— EXERCISE AIM —
Quote the records below in full, exactly as given, with the images taken out.

Saved entries
########################################

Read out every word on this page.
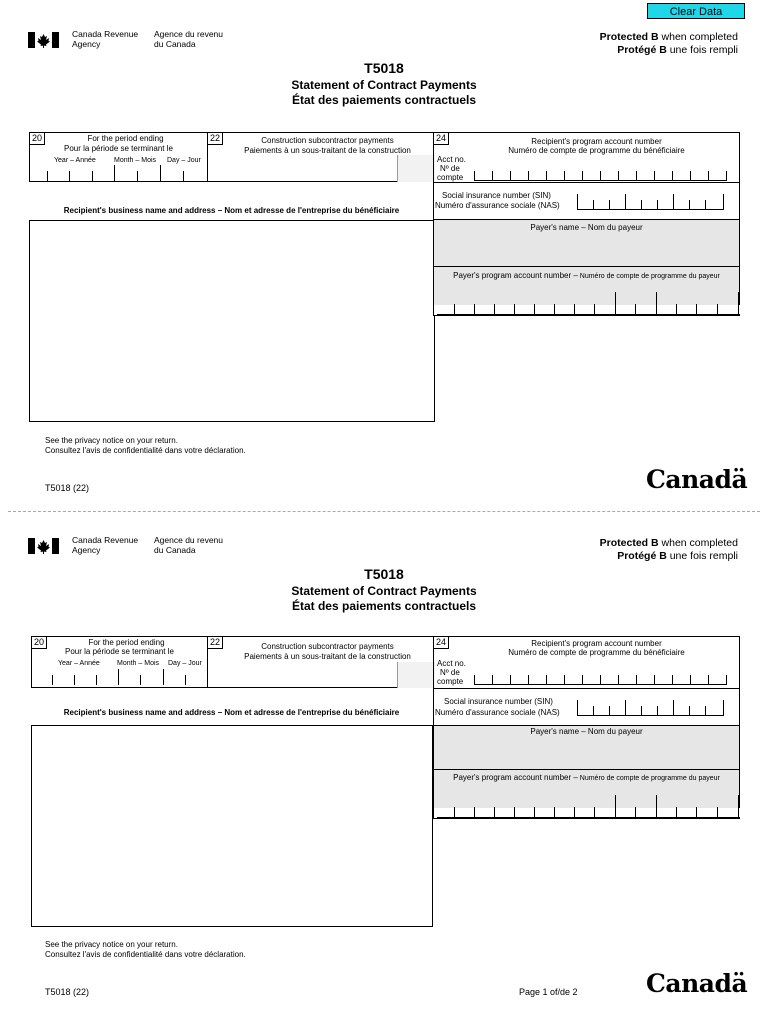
Clear Data
Canada Revenue
Agency
Agence du revenu
du Canada
Protected B when completed
Protégé B une fois rempli
T5018
Statement of Contract Payments
État des paiements contractuels
20	For the period ending
Pour la période se terminant le
Year – Année	Month – Mois Day – Jour
22	Construction subcontractor payments
Paiements à un sous-traitant de la construction
24	Recipient's program account number
Numéro de compte de programme du bénéficiaire
Acct no.
Nº de
compte
Social insurance number (SIN)
Numéro d'assurance sociale (NAS)
Recipient's business name and address – Nom et adresse de l'entreprise du bénéficiaire
Payer's name – Nom du payeur
Payer's program account number – Numéro de compte de programme du payeur
See the privacy notice on your return.
Consultez l'avis de confidentialité dans votre déclaration.
T5018 (22)	Canadä
Canada Revenue
Agency
Agence du revenu
du Canada
Protected B when completed
Protégé B une fois rempli
T5018
Statement of Contract Payments
État des paiements contractuels
20	For the period ending
Pour la période se terminant le
Year – Année Month – Mois Day – Jour
22	Construction subcontractor payments
Paiements à un sous-traitant de la construction
24	Recipient's program account number
Numéro de compte de programme du bénéficiaire
Acct no.
Nº de
compte
Social insurance number (SIN)
Numéro d'assurance sociale (NAS)
Recipient's business name and address – Nom et adresse de l'entreprise du bénéficiaire
Payer's name – Nom du payeur
Payer's program account number – Numéro de compte de programme du payeur
See the privacy notice on your return.
Consultez l'avis de confidentialité dans votre déclaration.
T5018 (22)	Page 1 of/de 2	Canadä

########################################

— TASK ANSWER —
Read out every word on this page.
Clear Data
Canada Revenue
Agency
Agence du revenu
du Canada
Protected B when completed
Protégé B une fois rempli
T5018
Statement of Contract Payments
État des paiements contractuels
20	For the period ending
Pour la période se terminant le
Year – Année	Month – Mois Day – Jour
22	Construction subcontractor payments
Paiements à un sous-traitant de la construction
24	Recipient's program account number
Numéro de compte de programme du bénéficiaire
Acct no.
Nº de
compte
Social insurance number (SIN)
Numéro d'assurance sociale (NAS)
Recipient's business name and address – Nom et adresse de l'entreprise du bénéficiaire
Payer's name – Nom du payeur
Payer's program account number – Numéro de compte de programme du payeur
See the privacy notice on your return.
Consultez l'avis de confidentialité dans votre déclaration.
T5018 (22)	Canadä
Canada Revenue
Agency
Agence du revenu
du Canada
Protected B when completed
Protégé B une fois rempli
T5018
Statement of Contract Payments
État des paiements contractuels
20	For the period ending
Pour la période se terminant le
Year – Année Month – Mois Day – Jour
22	Construction subcontractor payments
Paiements à un sous-traitant de la construction
24	Recipient's program account number
Numéro de compte de programme du bénéficiaire
Acct no.
Nº de
compte
Social insurance number (SIN)
Numéro d'assurance sociale (NAS)
Recipient's business name and address – Nom et adresse de l'entreprise du bénéficiaire
Payer's name – Nom du payeur
Payer's program account number – Numéro de compte de programme du payeur
See the privacy notice on your return.
Consultez l'avis de confidentialité dans votre déclaration.
T5018 (22)	Page 1 of/de 2	Canadä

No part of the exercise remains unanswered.